* _Job_
Gather from the material every line that contains the string "title".

* _Material provided_
__________

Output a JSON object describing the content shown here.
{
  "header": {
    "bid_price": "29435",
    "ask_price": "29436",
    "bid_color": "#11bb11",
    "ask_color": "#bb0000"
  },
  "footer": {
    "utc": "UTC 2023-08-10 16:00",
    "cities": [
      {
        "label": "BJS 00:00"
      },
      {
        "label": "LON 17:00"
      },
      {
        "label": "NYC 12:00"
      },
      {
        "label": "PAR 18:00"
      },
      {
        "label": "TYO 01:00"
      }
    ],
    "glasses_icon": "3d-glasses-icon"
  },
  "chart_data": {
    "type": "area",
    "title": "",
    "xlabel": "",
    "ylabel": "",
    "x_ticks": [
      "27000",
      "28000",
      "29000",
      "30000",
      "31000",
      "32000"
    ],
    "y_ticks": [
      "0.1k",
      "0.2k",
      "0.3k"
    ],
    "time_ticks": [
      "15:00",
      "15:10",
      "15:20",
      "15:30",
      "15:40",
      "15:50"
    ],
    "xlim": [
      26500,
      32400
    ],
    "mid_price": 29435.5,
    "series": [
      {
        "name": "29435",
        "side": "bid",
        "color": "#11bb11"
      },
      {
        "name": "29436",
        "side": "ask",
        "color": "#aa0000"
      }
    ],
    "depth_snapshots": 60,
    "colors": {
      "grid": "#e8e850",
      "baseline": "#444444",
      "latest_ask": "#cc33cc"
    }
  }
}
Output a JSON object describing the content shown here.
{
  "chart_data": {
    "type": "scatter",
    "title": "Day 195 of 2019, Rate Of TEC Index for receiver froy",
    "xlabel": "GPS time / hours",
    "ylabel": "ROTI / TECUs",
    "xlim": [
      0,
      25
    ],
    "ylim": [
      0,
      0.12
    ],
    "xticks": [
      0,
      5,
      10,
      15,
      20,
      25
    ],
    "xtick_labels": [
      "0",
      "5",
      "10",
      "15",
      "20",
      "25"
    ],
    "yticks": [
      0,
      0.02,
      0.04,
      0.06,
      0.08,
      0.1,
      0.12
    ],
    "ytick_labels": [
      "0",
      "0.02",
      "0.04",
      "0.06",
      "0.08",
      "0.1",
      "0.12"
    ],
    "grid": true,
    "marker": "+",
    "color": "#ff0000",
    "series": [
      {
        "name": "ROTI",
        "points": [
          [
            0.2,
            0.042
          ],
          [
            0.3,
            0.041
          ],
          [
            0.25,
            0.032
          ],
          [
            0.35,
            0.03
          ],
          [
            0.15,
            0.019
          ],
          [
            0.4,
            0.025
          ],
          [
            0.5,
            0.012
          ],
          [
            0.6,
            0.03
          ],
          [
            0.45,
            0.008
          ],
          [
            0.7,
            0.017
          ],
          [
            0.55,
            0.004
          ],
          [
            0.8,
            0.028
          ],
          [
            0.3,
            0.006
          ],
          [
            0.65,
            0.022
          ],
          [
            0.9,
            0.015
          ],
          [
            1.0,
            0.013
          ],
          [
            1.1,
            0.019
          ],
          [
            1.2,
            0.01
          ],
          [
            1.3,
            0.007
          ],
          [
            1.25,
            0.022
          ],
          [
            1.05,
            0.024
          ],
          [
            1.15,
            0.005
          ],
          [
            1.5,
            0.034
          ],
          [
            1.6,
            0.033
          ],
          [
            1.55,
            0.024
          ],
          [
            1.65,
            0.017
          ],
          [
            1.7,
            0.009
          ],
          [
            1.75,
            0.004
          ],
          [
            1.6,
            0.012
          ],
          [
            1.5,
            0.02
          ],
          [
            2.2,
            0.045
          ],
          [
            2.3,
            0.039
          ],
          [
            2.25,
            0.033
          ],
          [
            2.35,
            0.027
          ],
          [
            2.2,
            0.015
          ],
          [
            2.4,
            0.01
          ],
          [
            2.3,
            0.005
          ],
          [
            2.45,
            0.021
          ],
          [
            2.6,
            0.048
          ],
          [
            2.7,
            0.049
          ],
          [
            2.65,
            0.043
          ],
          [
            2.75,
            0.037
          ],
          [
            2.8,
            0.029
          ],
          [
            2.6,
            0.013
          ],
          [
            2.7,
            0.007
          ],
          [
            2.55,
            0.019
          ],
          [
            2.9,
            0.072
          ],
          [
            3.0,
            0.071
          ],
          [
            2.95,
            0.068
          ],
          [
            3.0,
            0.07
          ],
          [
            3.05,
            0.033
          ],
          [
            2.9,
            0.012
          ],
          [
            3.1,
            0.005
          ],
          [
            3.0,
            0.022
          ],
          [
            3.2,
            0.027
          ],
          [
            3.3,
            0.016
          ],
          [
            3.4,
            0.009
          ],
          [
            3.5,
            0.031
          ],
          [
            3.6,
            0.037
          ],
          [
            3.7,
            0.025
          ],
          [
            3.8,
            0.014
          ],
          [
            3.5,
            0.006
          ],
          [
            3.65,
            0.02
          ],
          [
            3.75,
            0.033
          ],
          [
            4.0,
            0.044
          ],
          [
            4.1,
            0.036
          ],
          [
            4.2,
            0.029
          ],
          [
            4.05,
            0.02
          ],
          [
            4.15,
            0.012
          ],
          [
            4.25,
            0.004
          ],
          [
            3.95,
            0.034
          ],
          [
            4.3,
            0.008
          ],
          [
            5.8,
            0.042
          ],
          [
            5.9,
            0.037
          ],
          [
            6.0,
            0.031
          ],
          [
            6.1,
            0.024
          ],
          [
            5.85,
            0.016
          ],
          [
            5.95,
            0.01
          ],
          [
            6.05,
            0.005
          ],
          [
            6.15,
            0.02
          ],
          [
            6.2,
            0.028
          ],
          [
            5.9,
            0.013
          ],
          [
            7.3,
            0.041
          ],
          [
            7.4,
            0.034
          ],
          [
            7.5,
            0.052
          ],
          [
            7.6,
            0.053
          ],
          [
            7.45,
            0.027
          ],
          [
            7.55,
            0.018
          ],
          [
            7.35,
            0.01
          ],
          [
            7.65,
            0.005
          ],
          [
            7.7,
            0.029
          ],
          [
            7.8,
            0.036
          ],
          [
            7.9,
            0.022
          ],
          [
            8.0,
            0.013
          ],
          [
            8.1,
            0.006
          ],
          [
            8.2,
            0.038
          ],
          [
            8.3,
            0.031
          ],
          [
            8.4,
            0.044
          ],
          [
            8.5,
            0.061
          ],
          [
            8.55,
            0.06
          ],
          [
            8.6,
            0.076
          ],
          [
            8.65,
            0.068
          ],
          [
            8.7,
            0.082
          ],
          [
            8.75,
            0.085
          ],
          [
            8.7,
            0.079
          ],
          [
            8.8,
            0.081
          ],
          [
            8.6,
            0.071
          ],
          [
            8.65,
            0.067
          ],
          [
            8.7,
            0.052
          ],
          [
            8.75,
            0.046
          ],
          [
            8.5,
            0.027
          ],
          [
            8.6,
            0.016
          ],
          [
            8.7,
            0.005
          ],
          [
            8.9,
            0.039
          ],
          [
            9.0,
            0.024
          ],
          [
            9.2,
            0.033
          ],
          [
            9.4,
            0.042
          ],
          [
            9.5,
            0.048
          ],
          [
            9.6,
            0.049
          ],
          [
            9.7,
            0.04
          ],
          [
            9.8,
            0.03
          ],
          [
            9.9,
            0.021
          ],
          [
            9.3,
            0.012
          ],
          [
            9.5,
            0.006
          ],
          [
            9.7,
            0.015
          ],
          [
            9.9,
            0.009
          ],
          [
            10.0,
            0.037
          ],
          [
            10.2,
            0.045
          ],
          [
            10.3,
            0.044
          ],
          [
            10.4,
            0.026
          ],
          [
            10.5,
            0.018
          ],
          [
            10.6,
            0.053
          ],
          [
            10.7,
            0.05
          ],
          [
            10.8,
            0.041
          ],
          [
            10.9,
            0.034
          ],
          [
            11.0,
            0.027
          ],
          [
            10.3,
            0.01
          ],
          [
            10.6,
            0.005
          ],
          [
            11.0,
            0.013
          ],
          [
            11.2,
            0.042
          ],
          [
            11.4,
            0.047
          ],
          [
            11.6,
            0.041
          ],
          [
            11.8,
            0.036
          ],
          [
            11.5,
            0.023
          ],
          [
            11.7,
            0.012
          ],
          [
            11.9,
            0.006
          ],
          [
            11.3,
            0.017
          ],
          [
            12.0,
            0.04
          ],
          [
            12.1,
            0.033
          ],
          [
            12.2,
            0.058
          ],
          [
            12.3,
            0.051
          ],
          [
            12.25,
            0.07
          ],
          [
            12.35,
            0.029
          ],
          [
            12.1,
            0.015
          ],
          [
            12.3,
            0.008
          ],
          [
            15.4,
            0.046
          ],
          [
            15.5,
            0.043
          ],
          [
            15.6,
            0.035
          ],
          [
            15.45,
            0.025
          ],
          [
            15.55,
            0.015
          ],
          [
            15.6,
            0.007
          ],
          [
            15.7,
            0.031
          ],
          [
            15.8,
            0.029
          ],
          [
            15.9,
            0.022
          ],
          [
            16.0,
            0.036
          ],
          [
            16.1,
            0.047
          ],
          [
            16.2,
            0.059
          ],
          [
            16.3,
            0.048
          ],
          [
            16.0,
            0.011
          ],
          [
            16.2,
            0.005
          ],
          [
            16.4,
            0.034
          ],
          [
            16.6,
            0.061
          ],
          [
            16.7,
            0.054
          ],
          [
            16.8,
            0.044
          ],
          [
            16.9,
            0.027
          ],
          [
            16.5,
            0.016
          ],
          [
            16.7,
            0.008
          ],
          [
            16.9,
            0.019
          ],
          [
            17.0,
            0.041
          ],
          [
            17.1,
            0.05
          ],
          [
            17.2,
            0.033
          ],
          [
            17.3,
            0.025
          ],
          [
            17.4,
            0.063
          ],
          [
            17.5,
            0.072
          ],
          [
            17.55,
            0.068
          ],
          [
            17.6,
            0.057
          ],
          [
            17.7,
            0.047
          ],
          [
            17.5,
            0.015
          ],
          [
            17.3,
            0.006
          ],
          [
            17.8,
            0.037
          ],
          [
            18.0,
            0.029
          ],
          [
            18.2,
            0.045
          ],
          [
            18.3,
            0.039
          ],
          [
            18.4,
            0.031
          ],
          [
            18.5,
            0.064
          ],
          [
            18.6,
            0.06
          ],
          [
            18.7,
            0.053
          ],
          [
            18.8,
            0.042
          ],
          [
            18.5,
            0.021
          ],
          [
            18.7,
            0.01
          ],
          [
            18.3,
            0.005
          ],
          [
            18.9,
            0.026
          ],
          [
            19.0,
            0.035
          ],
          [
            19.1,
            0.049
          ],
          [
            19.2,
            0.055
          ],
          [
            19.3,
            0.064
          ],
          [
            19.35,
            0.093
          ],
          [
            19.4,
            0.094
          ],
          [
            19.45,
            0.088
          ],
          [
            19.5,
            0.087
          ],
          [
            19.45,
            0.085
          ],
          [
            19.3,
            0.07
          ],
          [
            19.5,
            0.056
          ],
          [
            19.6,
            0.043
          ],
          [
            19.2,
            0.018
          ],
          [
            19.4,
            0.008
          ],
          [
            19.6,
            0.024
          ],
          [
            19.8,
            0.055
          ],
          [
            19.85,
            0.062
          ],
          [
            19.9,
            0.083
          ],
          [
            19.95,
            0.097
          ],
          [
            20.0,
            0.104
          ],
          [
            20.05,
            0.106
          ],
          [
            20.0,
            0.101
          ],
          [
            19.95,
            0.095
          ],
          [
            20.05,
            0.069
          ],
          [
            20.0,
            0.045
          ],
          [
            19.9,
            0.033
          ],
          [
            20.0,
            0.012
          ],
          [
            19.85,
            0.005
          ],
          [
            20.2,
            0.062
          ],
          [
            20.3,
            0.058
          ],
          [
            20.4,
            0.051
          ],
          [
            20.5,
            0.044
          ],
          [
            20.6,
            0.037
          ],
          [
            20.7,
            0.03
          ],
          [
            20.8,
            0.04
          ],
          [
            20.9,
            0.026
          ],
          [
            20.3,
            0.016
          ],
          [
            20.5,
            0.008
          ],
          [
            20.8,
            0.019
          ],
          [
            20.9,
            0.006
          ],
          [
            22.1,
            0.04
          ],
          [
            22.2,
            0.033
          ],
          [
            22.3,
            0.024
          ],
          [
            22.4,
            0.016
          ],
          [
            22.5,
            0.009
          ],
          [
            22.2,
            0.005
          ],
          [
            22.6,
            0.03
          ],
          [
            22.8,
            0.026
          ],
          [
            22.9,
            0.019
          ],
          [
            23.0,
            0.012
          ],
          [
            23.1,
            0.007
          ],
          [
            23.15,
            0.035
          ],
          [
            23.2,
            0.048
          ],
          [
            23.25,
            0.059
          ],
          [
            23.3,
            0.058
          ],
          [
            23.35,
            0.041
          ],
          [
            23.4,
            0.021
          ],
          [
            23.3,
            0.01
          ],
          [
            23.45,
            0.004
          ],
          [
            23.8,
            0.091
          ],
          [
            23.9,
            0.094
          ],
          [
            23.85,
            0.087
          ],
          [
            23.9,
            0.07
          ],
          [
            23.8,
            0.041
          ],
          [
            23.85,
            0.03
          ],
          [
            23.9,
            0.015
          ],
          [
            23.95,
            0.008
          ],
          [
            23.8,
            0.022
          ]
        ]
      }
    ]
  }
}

__________

* _Answer to this problem_
    "title": "",
    "title": "Day 195 of 2019, Rate Of TEC Index for receiver froy",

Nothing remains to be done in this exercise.